*TASK GOAL*.
Pick out each line containing the string "Drug".

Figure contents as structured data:
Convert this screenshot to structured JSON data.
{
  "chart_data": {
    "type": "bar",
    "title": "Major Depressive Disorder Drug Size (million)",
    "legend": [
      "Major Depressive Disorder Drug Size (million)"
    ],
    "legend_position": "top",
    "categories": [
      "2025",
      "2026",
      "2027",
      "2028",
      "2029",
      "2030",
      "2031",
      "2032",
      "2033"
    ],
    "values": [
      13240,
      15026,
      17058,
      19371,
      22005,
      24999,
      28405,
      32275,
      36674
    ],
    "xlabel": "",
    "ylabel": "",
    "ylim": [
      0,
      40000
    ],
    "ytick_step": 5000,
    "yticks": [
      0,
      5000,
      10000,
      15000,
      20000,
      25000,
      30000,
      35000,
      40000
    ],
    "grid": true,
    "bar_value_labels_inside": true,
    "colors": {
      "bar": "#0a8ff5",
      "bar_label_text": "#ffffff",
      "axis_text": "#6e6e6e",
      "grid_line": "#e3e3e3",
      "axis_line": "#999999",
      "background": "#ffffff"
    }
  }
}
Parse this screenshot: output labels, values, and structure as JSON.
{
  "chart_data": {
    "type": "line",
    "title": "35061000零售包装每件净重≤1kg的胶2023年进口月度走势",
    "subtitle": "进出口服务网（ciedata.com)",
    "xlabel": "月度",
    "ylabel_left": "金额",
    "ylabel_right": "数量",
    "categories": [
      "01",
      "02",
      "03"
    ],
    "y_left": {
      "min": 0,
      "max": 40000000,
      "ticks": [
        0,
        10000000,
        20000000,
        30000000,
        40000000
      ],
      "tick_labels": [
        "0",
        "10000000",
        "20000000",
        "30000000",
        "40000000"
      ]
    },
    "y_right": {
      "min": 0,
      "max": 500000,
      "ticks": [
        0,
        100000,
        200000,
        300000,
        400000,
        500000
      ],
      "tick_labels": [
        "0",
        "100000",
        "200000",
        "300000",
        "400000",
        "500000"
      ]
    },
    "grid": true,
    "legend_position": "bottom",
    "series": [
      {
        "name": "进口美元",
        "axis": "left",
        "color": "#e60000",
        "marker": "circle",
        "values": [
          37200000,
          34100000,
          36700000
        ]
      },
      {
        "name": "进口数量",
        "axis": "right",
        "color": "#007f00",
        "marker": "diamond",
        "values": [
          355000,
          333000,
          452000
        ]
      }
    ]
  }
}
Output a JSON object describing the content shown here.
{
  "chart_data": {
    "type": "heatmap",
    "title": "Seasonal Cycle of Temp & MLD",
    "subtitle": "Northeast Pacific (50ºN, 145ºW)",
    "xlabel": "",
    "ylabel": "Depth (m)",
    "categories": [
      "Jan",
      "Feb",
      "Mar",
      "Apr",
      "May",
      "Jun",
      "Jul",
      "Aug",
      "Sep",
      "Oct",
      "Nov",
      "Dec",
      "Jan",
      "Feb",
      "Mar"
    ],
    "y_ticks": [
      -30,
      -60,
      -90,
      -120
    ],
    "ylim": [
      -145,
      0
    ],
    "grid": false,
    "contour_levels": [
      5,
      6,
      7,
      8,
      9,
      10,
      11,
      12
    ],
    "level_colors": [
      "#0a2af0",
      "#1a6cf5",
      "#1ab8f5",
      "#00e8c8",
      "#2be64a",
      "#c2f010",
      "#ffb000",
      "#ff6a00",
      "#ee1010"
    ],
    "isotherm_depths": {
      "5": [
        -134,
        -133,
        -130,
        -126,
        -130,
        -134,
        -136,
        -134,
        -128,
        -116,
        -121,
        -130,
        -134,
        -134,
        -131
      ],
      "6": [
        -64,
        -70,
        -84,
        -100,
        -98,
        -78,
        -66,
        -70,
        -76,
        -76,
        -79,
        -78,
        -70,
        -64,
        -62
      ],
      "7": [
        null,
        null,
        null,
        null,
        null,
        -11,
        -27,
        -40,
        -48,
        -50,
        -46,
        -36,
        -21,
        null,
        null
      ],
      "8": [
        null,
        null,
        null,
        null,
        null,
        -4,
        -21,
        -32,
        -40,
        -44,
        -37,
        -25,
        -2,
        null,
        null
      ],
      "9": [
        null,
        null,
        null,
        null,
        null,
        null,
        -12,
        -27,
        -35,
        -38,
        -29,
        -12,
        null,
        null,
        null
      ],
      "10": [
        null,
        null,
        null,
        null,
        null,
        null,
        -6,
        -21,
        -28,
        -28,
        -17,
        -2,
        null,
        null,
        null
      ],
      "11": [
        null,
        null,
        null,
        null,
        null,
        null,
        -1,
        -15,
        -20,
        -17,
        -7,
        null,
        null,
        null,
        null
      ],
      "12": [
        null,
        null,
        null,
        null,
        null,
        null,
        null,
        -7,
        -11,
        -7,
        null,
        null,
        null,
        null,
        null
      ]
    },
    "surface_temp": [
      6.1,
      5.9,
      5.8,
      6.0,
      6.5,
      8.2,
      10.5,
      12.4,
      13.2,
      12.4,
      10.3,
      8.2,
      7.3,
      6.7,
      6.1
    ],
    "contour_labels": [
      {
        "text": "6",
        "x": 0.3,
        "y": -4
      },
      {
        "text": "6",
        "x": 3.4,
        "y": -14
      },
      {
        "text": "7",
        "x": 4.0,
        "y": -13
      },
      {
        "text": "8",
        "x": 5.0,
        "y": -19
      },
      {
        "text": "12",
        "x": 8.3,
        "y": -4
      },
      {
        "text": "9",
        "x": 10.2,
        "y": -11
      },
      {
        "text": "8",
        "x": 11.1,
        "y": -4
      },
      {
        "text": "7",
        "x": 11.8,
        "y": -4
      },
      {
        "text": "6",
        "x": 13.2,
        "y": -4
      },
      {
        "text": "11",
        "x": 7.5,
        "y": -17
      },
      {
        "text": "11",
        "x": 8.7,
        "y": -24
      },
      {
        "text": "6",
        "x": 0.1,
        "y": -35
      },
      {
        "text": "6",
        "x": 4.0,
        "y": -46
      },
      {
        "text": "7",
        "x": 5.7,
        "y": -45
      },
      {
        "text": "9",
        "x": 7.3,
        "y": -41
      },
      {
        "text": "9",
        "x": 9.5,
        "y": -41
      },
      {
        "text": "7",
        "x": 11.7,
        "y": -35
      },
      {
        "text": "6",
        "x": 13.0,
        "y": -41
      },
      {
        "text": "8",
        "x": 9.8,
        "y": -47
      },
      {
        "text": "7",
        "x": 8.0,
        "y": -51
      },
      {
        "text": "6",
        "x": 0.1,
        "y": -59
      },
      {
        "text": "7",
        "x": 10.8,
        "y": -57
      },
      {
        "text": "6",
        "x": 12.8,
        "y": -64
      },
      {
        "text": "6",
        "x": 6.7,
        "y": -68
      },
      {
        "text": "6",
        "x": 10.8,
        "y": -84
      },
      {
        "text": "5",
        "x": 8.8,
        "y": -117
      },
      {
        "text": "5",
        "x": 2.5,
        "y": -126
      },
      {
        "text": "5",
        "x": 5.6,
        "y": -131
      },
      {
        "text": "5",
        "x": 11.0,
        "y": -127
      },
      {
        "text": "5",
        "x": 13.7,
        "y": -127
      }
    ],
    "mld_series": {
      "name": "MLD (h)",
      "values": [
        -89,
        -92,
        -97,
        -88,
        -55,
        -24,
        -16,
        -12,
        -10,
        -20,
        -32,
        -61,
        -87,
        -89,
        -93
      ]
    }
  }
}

*SOLUTION TO THE EXERCISE*.
    "title": "Major Depressive Disorder Drug Size (million)",
      "Major Depressive Disorder Drug Size (million)"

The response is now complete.